─── TASK INPUT

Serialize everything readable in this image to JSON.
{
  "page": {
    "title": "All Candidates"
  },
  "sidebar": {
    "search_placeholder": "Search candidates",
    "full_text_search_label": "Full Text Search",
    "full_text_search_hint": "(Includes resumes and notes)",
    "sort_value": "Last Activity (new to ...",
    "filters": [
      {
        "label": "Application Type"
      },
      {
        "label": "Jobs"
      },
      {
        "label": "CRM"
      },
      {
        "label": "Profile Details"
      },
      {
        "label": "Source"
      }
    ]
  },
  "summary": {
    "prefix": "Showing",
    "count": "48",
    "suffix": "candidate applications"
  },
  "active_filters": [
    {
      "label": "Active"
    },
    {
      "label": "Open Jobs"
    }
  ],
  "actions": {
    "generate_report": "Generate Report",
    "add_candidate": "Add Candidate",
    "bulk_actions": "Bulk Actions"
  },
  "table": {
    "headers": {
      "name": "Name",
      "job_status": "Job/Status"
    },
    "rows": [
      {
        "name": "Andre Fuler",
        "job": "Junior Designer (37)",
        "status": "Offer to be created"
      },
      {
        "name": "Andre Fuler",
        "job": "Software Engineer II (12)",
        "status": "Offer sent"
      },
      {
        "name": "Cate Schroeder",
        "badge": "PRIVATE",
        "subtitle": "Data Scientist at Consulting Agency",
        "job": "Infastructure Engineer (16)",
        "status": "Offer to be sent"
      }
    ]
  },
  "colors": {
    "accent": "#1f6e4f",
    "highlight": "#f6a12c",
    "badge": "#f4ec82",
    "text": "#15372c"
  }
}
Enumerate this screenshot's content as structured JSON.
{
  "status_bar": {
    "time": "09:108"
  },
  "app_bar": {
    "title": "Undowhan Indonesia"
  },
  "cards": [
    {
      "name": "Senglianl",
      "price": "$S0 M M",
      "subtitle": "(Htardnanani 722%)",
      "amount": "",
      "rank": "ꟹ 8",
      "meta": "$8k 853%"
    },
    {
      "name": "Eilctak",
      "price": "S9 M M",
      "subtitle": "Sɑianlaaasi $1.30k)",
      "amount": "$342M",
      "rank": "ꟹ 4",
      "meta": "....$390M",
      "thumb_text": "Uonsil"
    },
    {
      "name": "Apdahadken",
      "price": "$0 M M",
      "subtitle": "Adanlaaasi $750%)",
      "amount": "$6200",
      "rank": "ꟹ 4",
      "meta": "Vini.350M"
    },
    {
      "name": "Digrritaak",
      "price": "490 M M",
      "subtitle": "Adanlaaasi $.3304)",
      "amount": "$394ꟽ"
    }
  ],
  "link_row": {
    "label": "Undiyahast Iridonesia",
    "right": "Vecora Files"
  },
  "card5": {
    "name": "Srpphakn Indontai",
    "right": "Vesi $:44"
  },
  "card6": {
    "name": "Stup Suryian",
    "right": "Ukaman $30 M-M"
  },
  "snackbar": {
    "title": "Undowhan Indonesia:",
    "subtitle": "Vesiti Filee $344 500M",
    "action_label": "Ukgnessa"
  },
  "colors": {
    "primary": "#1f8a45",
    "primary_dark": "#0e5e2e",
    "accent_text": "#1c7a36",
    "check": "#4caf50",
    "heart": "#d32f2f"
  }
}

──────

Return the listing above word for word.

Serialize everything readable in this image to JSON.
{
  "page": {
    "title": "All Candidates"
  },
  "sidebar": {
    "search_placeholder": "Search candidates",
    "full_text_search_label": "Full Text Search",
    "full_text_search_hint": "(Includes resumes and notes)",
    "sort_value": "Last Activity (new to ...",
    "filters": [
      {
        "label": "Application Type"
      },
      {
        "label": "Jobs"
      },
      {
        "label": "CRM"
      },
      {
        "label": "Profile Details"
      },
      {
        "label": "Source"
      }
    ]
  },
  "summary": {
    "prefix": "Showing",
    "count": "48",
    "suffix": "candidate applications"
  },
  "active_filters": [
    {
      "label": "Active"
    },
    {
      "label": "Open Jobs"
    }
  ],
  "actions": {
    "generate_report": "Generate Report",
    "add_candidate": "Add Candidate",
    "bulk_actions": "Bulk Actions"
  },
  "table": {
    "headers": {
      "name": "Name",
      "job_status": "Job/Status"
    },
    "rows": [
      {
        "name": "Andre Fuler",
        "job": "Junior Designer (37)",
        "status": "Offer to be created"
      },
      {
        "name": "Andre Fuler",
        "job": "Software Engineer II (12)",
        "status": "Offer sent"
      },
      {
        "name": "Cate Schroeder",
        "badge": "PRIVATE",
        "subtitle": "Data Scientist at Consulting Agency",
        "job": "Infastructure Engineer (16)",
        "status": "Offer to be sent"
      }
    ]
  },
  "colors": {
    "accent": "#1f6e4f",
    "highlight": "#f6a12c",
    "badge": "#f4ec82",
    "text": "#15372c"
  }
}
Enumerate this screenshot's content as structured JSON.
{
  "status_bar": {
    "time": "09:108"
  },
  "app_bar": {
    "title": "Undowhan Indonesia"
  },
  "cards": [
    {
      "name": "Senglianl",
      "price": "$S0 M M",
      "subtitle": "(Htardnanani 722%)",
      "amount": "",
      "rank": "ꟹ 8",
      "meta": "$8k 853%"
    },
    {
      "name": "Eilctak",
      "price": "S9 M M",
      "subtitle": "Sɑianlaaasi $1.30k)",
      "amount": "$342M",
      "rank": "ꟹ 4",
      "meta": "....$390M",
      "thumb_text": "Uonsil"
    },
    {
      "name": "Apdahadken",
      "price": "$0 M M",
      "subtitle": "Adanlaaasi $750%)",
      "amount": "$6200",
      "rank": "ꟹ 4",
      "meta": "Vini.350M"
    },
    {
      "name": "Digrritaak",
      "price": "490 M M",
      "subtitle": "Adanlaaasi $.3304)",
      "amount": "$394ꟽ"
    }
  ],
  "link_row": {
    "label": "Undiyahast Iridonesia",
    "right": "Vecora Files"
  },
  "card5": {
    "name": "Srpphakn Indontai",
    "right": "Vesi $:44"
  },
  "card6": {
    "name": "Stup Suryian",
    "right": "Ukaman $30 M-M"
  },
  "snackbar": {
    "title": "Undowhan Indonesia:",
    "subtitle": "Vesiti Filee $344 500M",
    "action_label": "Ukgnessa"
  },
  "colors": {
    "primary": "#1f8a45",
    "primary_dark": "#0e5e2e",
    "accent_text": "#1c7a36",
    "check": "#4caf50",
    "heart": "#d32f2f"
  }
}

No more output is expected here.